▸ **Required work**
Output the material beneath this task exactly, images excluded.

▸ **Exercise input**
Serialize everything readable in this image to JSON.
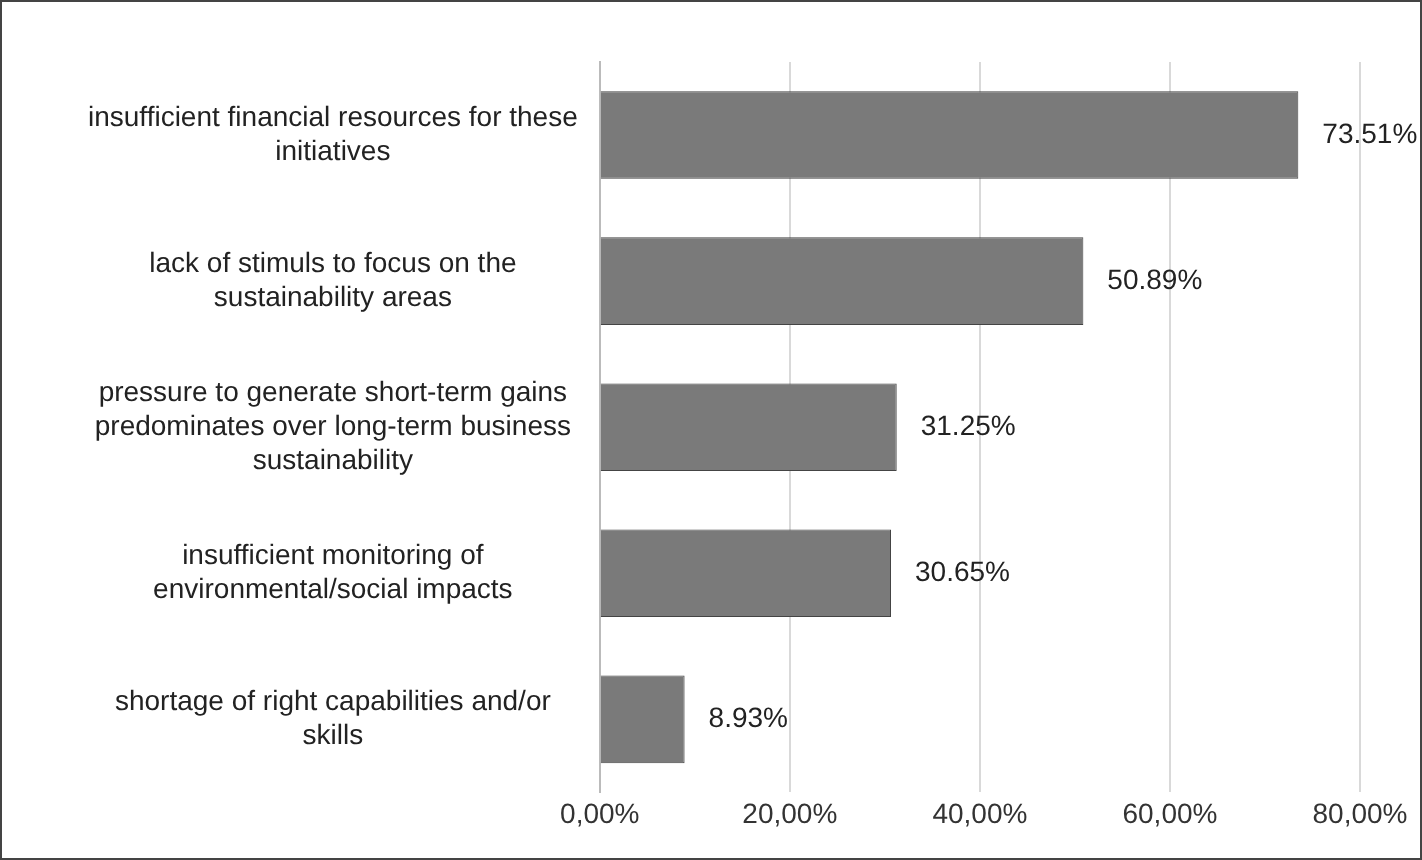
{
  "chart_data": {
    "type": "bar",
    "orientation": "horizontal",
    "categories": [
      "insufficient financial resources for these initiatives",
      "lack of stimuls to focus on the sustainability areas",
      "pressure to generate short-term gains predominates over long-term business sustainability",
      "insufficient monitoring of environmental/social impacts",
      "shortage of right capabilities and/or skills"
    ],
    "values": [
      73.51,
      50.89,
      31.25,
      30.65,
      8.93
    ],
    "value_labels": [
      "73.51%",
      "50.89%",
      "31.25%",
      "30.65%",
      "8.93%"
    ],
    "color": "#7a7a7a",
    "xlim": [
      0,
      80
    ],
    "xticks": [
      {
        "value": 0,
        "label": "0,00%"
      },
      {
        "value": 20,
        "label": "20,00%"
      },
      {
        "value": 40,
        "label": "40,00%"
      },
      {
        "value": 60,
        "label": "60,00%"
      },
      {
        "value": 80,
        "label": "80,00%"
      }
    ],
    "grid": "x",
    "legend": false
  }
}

▸ **Answer to this exercise**
Serialize everything readable in this image to JSON.
{
  "chart_data": {
    "type": "bar",
    "orientation": "horizontal",
    "categories": [
      "insufficient financial resources for these initiatives",
      "lack of stimuls to focus on the sustainability areas",
      "pressure to generate short-term gains predominates over long-term business sustainability",
      "insufficient monitoring of environmental/social impacts",
      "shortage of right capabilities and/or skills"
    ],
    "values": [
      73.51,
      50.89,
      31.25,
      30.65,
      8.93
    ],
    "value_labels": [
      "73.51%",
      "50.89%",
      "31.25%",
      "30.65%",
      "8.93%"
    ],
    "color": "#7a7a7a",
    "xlim": [
      0,
      80
    ],
    "xticks": [
      {
        "value": 0,
        "label": "0,00%"
      },
      {
        "value": 20,
        "label": "20,00%"
      },
      {
        "value": 40,
        "label": "40,00%"
      },
      {
        "value": 60,
        "label": "60,00%"
      },
      {
        "value": 80,
        "label": "80,00%"
      }
    ],
    "grid": "x",
    "legend": false
  }
}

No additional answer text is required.